**ITEMS**

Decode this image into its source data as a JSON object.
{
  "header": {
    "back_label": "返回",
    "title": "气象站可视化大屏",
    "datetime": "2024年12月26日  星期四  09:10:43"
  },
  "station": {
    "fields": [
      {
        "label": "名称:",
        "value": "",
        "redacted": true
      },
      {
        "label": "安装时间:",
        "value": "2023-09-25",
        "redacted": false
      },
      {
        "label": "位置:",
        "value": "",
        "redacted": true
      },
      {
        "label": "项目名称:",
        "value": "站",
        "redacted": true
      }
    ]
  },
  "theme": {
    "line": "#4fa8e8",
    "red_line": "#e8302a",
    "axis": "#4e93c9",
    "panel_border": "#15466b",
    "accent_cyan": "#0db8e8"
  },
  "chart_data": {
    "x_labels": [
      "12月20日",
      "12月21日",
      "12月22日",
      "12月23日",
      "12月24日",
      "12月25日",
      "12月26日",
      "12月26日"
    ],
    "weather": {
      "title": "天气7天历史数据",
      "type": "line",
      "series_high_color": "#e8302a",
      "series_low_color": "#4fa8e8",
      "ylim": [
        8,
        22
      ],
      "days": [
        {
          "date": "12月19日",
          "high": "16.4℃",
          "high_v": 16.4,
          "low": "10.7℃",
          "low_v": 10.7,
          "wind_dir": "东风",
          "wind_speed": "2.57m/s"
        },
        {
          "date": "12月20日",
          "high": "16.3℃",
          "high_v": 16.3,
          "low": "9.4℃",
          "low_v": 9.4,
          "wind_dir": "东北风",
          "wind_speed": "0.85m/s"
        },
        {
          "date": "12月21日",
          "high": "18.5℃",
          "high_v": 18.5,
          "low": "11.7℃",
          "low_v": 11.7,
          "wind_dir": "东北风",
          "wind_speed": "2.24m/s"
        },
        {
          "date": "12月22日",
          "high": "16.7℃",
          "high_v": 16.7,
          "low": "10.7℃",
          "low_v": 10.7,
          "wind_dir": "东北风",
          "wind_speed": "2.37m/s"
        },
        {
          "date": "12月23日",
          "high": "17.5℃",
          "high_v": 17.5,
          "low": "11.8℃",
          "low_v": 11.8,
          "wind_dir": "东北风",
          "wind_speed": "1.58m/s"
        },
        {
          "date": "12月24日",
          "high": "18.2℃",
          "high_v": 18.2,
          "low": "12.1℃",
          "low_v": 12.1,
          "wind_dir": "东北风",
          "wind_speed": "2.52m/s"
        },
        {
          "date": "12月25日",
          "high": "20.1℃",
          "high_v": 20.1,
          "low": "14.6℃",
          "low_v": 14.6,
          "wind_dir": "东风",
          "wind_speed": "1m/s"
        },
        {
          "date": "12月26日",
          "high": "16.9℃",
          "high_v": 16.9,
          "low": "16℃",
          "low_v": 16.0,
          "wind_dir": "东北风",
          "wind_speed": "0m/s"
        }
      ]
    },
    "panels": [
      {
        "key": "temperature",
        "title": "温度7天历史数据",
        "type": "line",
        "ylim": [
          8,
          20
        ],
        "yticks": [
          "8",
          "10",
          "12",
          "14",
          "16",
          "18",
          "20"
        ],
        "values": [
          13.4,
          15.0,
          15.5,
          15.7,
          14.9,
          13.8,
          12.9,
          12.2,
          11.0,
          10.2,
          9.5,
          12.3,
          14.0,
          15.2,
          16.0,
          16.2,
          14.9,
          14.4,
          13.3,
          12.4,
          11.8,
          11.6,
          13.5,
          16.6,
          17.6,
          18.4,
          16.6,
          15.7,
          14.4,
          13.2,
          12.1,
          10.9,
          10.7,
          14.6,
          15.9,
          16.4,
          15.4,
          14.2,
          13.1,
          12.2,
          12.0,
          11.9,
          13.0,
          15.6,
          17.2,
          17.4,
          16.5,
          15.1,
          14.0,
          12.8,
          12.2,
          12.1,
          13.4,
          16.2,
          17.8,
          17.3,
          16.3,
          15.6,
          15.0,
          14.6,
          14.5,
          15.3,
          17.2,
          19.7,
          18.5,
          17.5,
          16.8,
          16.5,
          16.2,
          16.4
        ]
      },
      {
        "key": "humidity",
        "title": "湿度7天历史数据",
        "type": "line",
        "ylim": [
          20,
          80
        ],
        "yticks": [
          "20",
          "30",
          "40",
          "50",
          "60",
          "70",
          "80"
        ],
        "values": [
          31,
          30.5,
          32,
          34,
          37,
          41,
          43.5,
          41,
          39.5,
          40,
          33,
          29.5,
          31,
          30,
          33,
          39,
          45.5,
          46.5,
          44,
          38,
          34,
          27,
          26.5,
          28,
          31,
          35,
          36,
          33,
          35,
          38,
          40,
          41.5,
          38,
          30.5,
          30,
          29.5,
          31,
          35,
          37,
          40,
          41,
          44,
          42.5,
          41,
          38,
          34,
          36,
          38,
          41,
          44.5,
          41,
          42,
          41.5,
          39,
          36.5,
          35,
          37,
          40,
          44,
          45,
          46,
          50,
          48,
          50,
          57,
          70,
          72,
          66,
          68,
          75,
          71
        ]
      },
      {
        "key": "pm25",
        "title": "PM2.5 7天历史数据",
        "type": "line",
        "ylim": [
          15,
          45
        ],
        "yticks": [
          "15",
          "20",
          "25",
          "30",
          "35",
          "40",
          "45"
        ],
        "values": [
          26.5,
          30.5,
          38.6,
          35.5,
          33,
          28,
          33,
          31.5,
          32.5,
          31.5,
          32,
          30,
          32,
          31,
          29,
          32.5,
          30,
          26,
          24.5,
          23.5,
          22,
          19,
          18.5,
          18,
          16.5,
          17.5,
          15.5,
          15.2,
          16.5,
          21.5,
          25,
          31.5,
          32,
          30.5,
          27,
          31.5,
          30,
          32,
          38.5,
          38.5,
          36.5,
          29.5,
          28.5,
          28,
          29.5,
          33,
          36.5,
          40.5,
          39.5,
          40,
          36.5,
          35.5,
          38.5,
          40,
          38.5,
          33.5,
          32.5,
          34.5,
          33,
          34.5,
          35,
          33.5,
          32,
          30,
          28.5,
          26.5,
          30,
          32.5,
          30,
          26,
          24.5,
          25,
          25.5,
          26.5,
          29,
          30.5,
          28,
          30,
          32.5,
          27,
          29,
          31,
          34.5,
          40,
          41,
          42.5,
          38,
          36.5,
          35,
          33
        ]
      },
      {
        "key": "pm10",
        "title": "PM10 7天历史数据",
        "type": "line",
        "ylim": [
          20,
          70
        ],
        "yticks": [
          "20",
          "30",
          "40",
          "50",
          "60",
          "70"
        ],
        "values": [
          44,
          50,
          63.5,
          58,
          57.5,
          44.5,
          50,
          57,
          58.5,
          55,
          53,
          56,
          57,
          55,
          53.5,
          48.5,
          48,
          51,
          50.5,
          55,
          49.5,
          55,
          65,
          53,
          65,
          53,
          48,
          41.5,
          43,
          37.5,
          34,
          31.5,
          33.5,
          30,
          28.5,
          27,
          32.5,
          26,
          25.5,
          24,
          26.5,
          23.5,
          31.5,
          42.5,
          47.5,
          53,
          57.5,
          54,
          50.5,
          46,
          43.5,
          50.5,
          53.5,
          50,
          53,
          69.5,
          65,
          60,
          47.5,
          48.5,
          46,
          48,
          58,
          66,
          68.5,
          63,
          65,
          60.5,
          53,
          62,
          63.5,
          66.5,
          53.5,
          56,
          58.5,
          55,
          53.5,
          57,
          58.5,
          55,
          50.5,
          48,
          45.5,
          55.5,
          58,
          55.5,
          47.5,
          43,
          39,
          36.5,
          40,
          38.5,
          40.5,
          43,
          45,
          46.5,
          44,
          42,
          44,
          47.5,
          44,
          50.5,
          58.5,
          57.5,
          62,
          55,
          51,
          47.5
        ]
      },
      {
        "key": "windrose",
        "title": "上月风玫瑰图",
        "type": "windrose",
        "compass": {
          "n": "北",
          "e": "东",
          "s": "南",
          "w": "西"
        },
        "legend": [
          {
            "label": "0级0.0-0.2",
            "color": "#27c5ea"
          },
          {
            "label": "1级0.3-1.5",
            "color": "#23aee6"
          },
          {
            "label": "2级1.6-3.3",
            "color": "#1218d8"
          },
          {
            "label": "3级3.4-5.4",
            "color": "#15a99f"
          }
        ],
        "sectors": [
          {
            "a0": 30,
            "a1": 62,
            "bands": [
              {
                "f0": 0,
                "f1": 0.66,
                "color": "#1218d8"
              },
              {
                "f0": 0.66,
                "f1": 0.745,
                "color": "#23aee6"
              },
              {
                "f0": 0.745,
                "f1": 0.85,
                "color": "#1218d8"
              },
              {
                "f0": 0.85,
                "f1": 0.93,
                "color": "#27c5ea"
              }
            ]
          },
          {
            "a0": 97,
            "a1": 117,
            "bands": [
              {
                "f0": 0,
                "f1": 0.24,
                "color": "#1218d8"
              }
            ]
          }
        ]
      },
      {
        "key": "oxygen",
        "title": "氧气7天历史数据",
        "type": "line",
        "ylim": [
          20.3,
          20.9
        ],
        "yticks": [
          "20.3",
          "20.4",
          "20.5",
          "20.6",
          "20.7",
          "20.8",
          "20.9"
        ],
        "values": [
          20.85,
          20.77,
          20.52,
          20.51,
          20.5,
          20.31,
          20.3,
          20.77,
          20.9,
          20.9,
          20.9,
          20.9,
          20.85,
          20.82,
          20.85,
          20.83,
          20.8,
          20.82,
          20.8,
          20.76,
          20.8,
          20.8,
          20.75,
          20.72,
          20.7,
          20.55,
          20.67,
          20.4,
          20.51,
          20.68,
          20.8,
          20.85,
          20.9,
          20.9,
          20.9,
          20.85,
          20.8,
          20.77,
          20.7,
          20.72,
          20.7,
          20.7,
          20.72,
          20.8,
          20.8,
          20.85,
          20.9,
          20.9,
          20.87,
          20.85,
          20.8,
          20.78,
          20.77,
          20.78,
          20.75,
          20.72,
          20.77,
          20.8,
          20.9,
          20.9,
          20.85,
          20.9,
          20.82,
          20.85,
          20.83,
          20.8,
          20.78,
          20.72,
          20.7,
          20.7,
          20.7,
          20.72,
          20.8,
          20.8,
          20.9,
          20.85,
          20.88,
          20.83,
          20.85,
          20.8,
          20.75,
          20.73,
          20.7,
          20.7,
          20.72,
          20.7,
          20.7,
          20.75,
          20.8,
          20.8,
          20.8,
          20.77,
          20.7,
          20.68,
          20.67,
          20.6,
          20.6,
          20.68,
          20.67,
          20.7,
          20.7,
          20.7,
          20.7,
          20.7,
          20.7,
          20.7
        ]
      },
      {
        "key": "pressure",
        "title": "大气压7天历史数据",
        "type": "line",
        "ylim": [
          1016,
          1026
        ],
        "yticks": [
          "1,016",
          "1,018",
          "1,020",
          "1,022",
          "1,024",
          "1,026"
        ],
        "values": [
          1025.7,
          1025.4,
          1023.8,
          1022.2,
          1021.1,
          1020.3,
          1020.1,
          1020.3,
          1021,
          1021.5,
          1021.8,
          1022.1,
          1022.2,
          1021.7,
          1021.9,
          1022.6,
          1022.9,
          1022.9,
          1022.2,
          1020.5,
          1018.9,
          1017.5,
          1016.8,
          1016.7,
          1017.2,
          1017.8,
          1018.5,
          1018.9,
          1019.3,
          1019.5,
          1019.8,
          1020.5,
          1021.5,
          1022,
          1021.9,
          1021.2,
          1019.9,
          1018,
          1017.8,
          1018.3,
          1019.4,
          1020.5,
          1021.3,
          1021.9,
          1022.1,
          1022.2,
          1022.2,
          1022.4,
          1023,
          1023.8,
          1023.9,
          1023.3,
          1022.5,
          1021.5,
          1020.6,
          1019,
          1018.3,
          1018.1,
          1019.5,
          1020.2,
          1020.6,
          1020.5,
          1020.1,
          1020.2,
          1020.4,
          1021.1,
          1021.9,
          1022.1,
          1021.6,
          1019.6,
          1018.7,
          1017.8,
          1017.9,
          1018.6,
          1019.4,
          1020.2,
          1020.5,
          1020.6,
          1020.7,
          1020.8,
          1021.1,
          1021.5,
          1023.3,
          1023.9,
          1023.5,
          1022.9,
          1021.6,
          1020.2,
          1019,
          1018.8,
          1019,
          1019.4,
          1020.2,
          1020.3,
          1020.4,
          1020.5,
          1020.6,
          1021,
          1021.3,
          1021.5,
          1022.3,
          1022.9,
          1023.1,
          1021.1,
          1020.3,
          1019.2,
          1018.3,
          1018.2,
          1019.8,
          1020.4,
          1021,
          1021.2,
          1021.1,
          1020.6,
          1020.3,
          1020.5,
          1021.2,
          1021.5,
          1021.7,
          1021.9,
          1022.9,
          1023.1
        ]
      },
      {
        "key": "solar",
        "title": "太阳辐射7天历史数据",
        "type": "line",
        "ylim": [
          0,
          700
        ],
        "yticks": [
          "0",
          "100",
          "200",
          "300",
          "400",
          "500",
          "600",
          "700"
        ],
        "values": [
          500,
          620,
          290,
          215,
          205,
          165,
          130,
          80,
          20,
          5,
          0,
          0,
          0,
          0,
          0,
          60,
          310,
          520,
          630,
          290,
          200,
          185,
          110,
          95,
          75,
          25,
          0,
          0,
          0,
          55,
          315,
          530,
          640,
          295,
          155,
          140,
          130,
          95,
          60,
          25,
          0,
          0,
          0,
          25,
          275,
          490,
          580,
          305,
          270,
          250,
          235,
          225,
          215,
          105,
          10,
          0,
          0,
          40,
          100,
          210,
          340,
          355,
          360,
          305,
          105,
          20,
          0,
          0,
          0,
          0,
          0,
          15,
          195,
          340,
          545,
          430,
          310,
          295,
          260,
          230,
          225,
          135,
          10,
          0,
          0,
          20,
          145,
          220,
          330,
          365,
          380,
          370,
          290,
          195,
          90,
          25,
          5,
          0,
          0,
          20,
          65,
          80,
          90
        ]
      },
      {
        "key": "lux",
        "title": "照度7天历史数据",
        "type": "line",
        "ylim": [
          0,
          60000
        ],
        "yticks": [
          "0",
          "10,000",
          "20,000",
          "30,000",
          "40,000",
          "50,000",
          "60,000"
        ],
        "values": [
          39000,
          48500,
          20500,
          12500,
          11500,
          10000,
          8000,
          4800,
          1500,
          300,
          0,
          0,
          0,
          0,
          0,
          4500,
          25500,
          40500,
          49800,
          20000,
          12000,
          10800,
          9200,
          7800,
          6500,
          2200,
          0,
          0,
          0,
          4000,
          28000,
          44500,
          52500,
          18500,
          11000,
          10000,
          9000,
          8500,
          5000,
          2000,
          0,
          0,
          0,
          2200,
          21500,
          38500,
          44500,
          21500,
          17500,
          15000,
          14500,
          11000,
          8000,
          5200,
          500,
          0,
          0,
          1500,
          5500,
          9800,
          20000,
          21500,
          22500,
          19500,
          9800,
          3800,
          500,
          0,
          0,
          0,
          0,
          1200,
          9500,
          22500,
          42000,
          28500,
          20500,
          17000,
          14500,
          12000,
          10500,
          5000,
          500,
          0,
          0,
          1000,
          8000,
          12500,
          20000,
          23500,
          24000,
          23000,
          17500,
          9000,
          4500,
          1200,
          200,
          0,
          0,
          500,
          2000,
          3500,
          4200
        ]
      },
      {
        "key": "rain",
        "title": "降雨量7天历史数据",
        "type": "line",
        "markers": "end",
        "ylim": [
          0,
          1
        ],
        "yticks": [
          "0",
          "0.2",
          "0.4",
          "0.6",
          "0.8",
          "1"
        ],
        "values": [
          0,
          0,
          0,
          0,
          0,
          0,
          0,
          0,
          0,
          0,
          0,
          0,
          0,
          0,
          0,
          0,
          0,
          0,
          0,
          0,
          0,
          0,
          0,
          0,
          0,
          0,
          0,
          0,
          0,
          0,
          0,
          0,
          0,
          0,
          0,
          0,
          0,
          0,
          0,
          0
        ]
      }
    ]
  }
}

**WORK INSTRUCTIONS**
Of the lines in this data, how many contain "title"? Reply with only the number.

**SOLUTION TO THE EXERCISE**
12